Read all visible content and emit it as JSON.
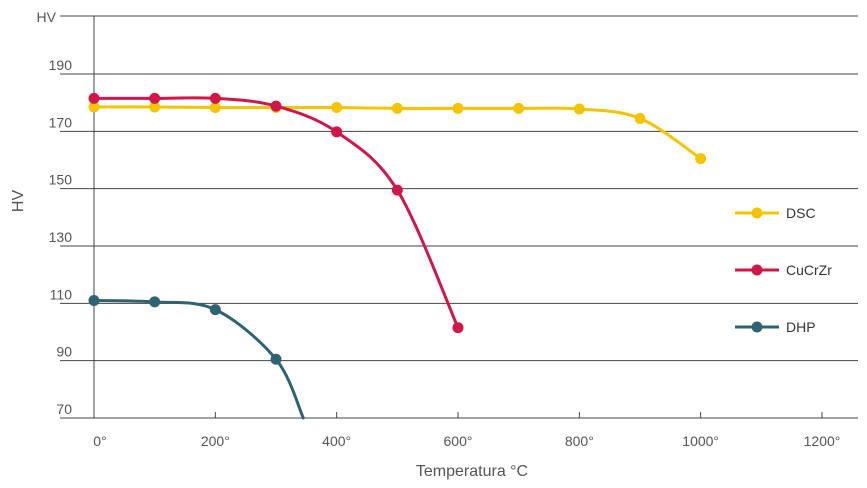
{
  "chart_data": {
    "type": "line",
    "title": "",
    "xlabel": "Temperatura °C",
    "ylabel": "HV",
    "xlim": [
      0,
      1200
    ],
    "ylim": [
      70,
      200
    ],
    "x_ticks": [
      0,
      200,
      400,
      600,
      800,
      1000,
      1200
    ],
    "x_tick_labels": [
      "0°",
      "200°",
      "400°",
      "600°",
      "800°",
      "1000°",
      "1200°"
    ],
    "y_ticks": [
      70,
      90,
      110,
      130,
      150,
      170,
      190
    ],
    "y_tick_labels": [
      "70",
      "90",
      "110",
      "130",
      "150",
      "170",
      "190"
    ],
    "y_top_label": "HV",
    "grid": "horizontal",
    "legend_position": "right",
    "series": [
      {
        "name": "DSC",
        "color": "#F5C400",
        "points": [
          [
            0,
            178.5
          ],
          [
            100,
            178.5
          ],
          [
            200,
            178.3
          ],
          [
            300,
            178.3
          ],
          [
            400,
            178.3
          ],
          [
            500,
            178
          ],
          [
            600,
            178
          ],
          [
            700,
            178
          ],
          [
            800,
            177.8
          ],
          [
            900,
            174.5
          ],
          [
            1000,
            160.5
          ]
        ]
      },
      {
        "name": "CuCrZr",
        "color": "#D0174A",
        "points": [
          [
            0,
            181.5
          ],
          [
            100,
            181.5
          ],
          [
            200,
            181.5
          ],
          [
            300,
            178.8
          ],
          [
            400,
            169.8
          ],
          [
            500,
            149.5
          ],
          [
            600,
            101.5
          ]
        ]
      },
      {
        "name": "DHP",
        "color": "#2E6372",
        "points": [
          [
            0,
            111
          ],
          [
            100,
            110.5
          ],
          [
            200,
            107.8
          ],
          [
            300,
            90.5
          ]
        ],
        "markerless_tail": [
          345,
          70
        ]
      }
    ]
  }
}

▶ PROBLEM REQUIREMENTS: In the listing above, locate each line with "color" and copy it.

▶ TASK OUTPUT:
        "color": "#F5C400",
        "color": "#D0174A",
        "color": "#2E6372",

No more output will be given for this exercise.